◆ **EXERCISE TASK**: Give back each entry unchanged, minus pictures.

◆ **MATERIAL FOR THIS TASK**:
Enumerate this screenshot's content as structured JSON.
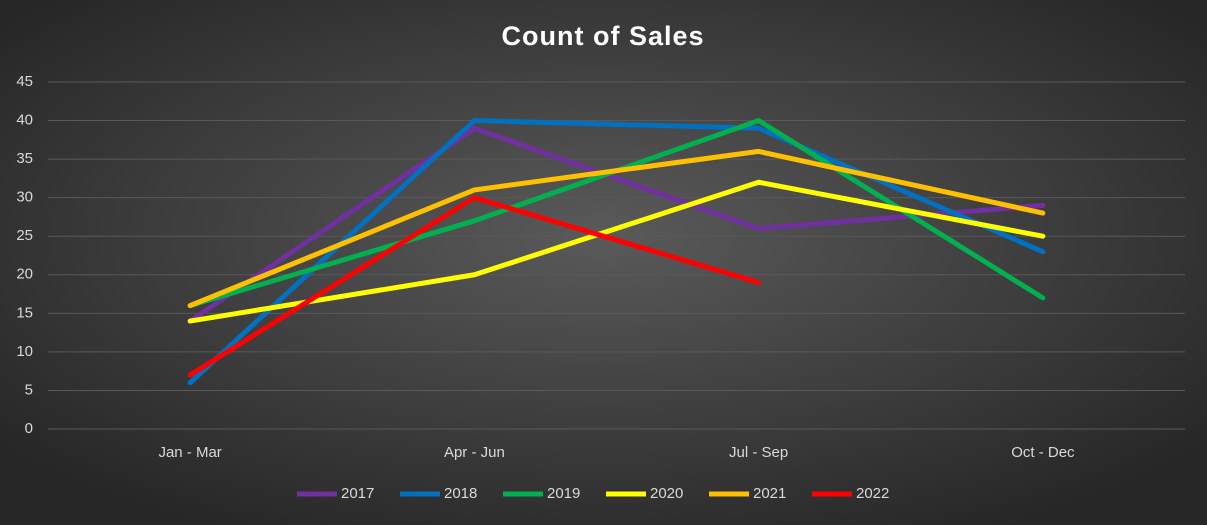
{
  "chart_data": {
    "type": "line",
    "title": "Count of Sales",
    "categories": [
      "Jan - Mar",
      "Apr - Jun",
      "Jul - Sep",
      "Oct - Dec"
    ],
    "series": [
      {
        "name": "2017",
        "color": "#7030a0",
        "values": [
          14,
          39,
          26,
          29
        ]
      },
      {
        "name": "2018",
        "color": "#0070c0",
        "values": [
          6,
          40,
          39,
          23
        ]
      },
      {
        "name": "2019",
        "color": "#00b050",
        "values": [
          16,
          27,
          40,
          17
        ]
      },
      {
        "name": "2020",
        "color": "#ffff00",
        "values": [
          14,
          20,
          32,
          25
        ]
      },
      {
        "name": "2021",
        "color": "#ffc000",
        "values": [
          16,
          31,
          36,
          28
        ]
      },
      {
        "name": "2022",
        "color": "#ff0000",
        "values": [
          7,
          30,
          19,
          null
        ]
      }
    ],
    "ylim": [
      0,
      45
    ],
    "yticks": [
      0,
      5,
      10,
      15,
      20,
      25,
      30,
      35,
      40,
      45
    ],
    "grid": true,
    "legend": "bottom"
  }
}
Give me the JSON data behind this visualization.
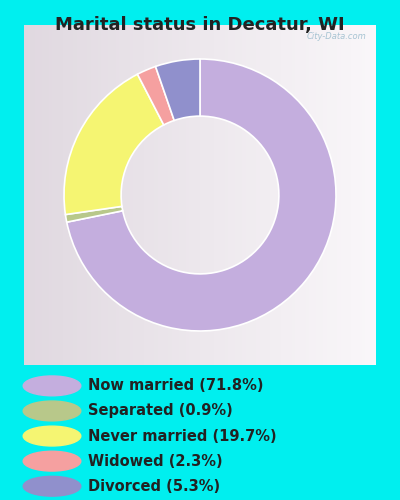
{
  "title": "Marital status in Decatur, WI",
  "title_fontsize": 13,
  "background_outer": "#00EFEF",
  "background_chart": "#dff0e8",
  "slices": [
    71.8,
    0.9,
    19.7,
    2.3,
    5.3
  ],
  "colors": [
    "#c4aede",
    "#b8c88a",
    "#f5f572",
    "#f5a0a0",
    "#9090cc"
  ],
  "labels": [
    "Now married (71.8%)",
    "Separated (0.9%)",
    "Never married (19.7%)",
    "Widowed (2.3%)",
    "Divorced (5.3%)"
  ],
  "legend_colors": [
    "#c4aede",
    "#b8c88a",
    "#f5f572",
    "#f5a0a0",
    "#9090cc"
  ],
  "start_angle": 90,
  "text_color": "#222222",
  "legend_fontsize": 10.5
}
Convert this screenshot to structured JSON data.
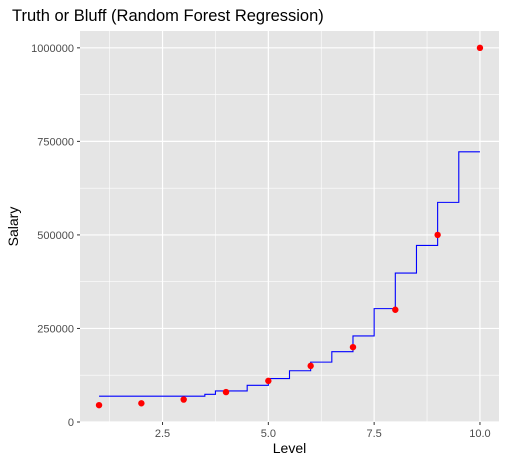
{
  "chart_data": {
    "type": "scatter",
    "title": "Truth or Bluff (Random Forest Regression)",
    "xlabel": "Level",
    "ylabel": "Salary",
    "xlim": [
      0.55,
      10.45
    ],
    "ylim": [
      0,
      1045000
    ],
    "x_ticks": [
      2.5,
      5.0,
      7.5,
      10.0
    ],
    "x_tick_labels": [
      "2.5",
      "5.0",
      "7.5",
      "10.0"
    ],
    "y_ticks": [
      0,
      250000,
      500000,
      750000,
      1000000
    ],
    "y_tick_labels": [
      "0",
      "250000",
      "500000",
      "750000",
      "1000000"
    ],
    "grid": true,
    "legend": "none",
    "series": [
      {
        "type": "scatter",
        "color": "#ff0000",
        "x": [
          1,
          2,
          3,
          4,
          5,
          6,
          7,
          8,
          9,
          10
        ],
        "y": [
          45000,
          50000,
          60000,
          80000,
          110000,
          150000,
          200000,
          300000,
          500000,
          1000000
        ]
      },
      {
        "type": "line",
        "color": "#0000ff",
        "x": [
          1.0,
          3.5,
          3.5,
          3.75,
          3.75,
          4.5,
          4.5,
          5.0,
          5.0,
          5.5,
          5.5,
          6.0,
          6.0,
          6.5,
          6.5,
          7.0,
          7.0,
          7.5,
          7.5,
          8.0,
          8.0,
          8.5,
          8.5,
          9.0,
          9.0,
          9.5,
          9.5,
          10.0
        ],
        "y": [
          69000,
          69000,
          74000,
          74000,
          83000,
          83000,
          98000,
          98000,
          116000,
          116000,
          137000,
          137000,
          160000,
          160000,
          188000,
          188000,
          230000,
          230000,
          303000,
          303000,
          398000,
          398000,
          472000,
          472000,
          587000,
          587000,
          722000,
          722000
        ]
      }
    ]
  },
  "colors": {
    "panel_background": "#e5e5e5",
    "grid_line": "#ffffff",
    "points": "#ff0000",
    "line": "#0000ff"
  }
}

◆ **RESULT**:
Enumerate this screenshot's content as structured JSON.
{
  "chart_data": {
    "type": "line",
    "title": "Count of Sales",
    "categories": [
      "Jan - Mar",
      "Apr - Jun",
      "Jul - Sep",
      "Oct - Dec"
    ],
    "series": [
      {
        "name": "2017",
        "color": "#7030a0",
        "values": [
          14,
          39,
          26,
          29
        ]
      },
      {
        "name": "2018",
        "color": "#0070c0",
        "values": [
          6,
          40,
          39,
          23
        ]
      },
      {
        "name": "2019",
        "color": "#00b050",
        "values": [
          16,
          27,
          40,
          17
        ]
      },
      {
        "name": "2020",
        "color": "#ffff00",
        "values": [
          14,
          20,
          32,
          25
        ]
      },
      {
        "name": "2021",
        "color": "#ffc000",
        "values": [
          16,
          31,
          36,
          28
        ]
      },
      {
        "name": "2022",
        "color": "#ff0000",
        "values": [
          7,
          30,
          19,
          null
        ]
      }
    ],
    "ylim": [
      0,
      45
    ],
    "yticks": [
      0,
      5,
      10,
      15,
      20,
      25,
      30,
      35,
      40,
      45
    ],
    "grid": true,
    "legend": "bottom"
  }
}
Give me the JSON data behind this visualization.
{
  "title": "Marital status in Decatur, WI",
  "title_fontsize": 13,
  "background_outer": "#00EFEF",
  "background_chart": "#dff0e8",
  "slices": [
    71.8,
    0.9,
    19.7,
    2.3,
    5.3
  ],
  "colors": [
    "#c4aede",
    "#b8c88a",
    "#f5f572",
    "#f5a0a0",
    "#9090cc"
  ],
  "labels": [
    "Now married (71.8%)",
    "Separated (0.9%)",
    "Never married (19.7%)",
    "Widowed (2.3%)",
    "Divorced (5.3%)"
  ],
  "legend_colors": [
    "#c4aede",
    "#b8c88a",
    "#f5f572",
    "#f5a0a0",
    "#9090cc"
  ],
  "start_angle": 90,
  "text_color": "#222222",
  "legend_fontsize": 10.5
}
Convert this screenshot to structured JSON data.
{
  "chart_data": {
    "type": "scatter",
    "title": "Truth or Bluff (Random Forest Regression)",
    "xlabel": "Level",
    "ylabel": "Salary",
    "xlim": [
      0.55,
      10.45
    ],
    "ylim": [
      0,
      1045000
    ],
    "x_ticks": [
      2.5,
      5.0,
      7.5,
      10.0
    ],
    "x_tick_labels": [
      "2.5",
      "5.0",
      "7.5",
      "10.0"
    ],
    "y_ticks": [
      0,
      250000,
      500000,
      750000,
      1000000
    ],
    "y_tick_labels": [
      "0",
      "250000",
      "500000",
      "750000",
      "1000000"
    ],
    "grid": true,
    "legend": "none",
    "series": [
      {
        "type": "scatter",
        "color": "#ff0000",
        "x": [
          1,
          2,
          3,
          4,
          5,
          6,
          7,
          8,
          9,
          10
        ],
        "y": [
          45000,
          50000,
          60000,
          80000,
          110000,
          150000,
          200000,
          300000,
          500000,
          1000000
        ]
      },
      {
        "type": "line",
        "color": "#0000ff",
        "x": [
          1.0,
          3.5,
          3.5,
          3.75,
          3.75,
          4.5,
          4.5,
          5.0,
          5.0,
          5.5,
          5.5,
          6.0,
          6.0,
          6.5,
          6.5,
          7.0,
          7.0,
          7.5,
          7.5,
          8.0,
          8.0,
          8.5,
          8.5,
          9.0,
          9.0,
          9.5,
          9.5,
          10.0
        ],
        "y": [
          69000,
          69000,
          74000,
          74000,
          83000,
          83000,
          98000,
          98000,
          116000,
          116000,
          137000,
          137000,
          160000,
          160000,
          188000,
          188000,
          230000,
          230000,
          303000,
          303000,
          398000,
          398000,
          472000,
          472000,
          587000,
          587000,
          722000,
          722000
        ]
      }
    ]
  },
  "colors": {
    "panel_background": "#e5e5e5",
    "grid_line": "#ffffff",
    "points": "#ff0000",
    "line": "#0000ff"
  }
}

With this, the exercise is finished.